* _Aim_: Write out the entries below once more, exactly, with the pictures left out.

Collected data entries

····················

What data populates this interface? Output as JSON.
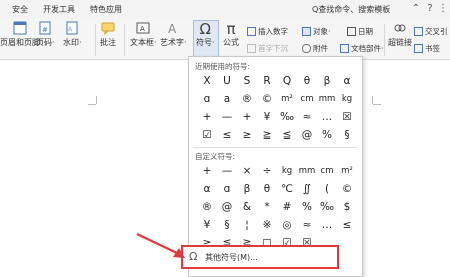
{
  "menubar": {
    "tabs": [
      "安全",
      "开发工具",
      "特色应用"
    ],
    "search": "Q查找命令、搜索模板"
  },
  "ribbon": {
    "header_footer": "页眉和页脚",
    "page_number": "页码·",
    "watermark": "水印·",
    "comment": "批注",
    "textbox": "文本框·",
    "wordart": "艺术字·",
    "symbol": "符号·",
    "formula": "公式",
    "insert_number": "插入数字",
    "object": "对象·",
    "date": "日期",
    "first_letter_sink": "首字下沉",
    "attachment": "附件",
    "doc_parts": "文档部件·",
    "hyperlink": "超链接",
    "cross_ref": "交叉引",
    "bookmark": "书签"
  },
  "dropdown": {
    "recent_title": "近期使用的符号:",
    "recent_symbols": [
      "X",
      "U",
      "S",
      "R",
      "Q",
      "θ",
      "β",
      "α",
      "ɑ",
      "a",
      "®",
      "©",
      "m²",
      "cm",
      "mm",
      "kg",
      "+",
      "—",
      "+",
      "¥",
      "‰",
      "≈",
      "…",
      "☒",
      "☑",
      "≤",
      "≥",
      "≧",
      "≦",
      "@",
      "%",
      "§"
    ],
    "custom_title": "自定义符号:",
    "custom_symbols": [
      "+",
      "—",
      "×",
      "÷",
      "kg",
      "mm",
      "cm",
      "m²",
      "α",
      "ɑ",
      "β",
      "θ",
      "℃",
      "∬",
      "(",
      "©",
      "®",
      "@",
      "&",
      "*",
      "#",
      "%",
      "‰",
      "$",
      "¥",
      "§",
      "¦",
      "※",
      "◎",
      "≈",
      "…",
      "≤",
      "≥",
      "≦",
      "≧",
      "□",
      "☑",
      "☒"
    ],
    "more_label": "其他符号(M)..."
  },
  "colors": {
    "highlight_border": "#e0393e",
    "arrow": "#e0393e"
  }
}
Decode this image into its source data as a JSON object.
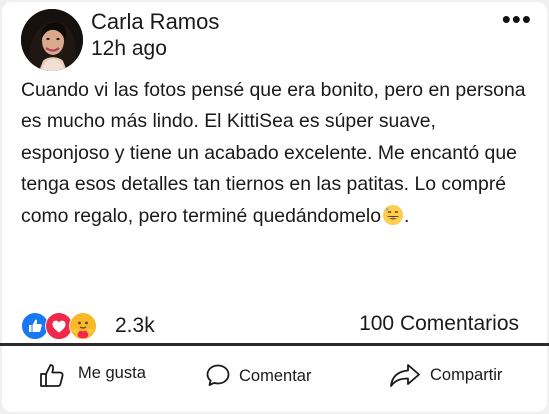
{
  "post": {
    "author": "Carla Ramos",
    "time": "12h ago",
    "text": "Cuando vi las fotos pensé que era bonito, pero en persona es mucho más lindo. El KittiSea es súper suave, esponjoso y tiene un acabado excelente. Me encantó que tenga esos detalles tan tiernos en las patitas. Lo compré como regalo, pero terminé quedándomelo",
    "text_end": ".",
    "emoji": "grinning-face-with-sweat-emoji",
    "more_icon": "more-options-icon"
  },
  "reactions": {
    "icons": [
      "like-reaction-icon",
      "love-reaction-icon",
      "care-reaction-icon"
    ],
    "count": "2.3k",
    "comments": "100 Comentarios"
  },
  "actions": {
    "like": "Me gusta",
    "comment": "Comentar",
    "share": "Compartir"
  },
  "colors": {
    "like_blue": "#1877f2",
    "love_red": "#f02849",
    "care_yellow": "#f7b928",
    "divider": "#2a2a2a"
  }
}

····················

* _Task response_:
What data populates this interface? Output as JSON.
{
  "menubar": {
    "tabs": [
      "安全",
      "开发工具",
      "特色应用"
    ],
    "search": "Q查找命令、搜索模板"
  },
  "ribbon": {
    "header_footer": "页眉和页脚",
    "page_number": "页码·",
    "watermark": "水印·",
    "comment": "批注",
    "textbox": "文本框·",
    "wordart": "艺术字·",
    "symbol": "符号·",
    "formula": "公式",
    "insert_number": "插入数字",
    "object": "对象·",
    "date": "日期",
    "first_letter_sink": "首字下沉",
    "attachment": "附件",
    "doc_parts": "文档部件·",
    "hyperlink": "超链接",
    "cross_ref": "交叉引",
    "bookmark": "书签"
  },
  "dropdown": {
    "recent_title": "近期使用的符号:",
    "recent_symbols": [
      "X",
      "U",
      "S",
      "R",
      "Q",
      "θ",
      "β",
      "α",
      "ɑ",
      "a",
      "®",
      "©",
      "m²",
      "cm",
      "mm",
      "kg",
      "+",
      "—",
      "+",
      "¥",
      "‰",
      "≈",
      "…",
      "☒",
      "☑",
      "≤",
      "≥",
      "≧",
      "≦",
      "@",
      "%",
      "§"
    ],
    "custom_title": "自定义符号:",
    "custom_symbols": [
      "+",
      "—",
      "×",
      "÷",
      "kg",
      "mm",
      "cm",
      "m²",
      "α",
      "ɑ",
      "β",
      "θ",
      "℃",
      "∬",
      "(",
      "©",
      "®",
      "@",
      "&",
      "*",
      "#",
      "%",
      "‰",
      "$",
      "¥",
      "§",
      "¦",
      "※",
      "◎",
      "≈",
      "…",
      "≤",
      "≥",
      "≦",
      "≧",
      "□",
      "☑",
      "☒"
    ],
    "more_label": "其他符号(M)..."
  },
  "colors": {
    "highlight_border": "#e0393e",
    "arrow": "#e0393e"
  }
}
Decode this image into its source data as a JSON object.
{
  "post": {
    "author": "Carla Ramos",
    "time": "12h ago",
    "text": "Cuando vi las fotos pensé que era bonito, pero en persona es mucho más lindo. El KittiSea es súper suave, esponjoso y tiene un acabado excelente. Me encantó que tenga esos detalles tan tiernos en las patitas. Lo compré como regalo, pero terminé quedándomelo",
    "text_end": ".",
    "emoji": "grinning-face-with-sweat-emoji",
    "more_icon": "more-options-icon"
  },
  "reactions": {
    "icons": [
      "like-reaction-icon",
      "love-reaction-icon",
      "care-reaction-icon"
    ],
    "count": "2.3k",
    "comments": "100 Comentarios"
  },
  "actions": {
    "like": "Me gusta",
    "comment": "Comentar",
    "share": "Compartir"
  },
  "colors": {
    "like_blue": "#1877f2",
    "love_red": "#f02849",
    "care_yellow": "#f7b928",
    "divider": "#2a2a2a"
  }
}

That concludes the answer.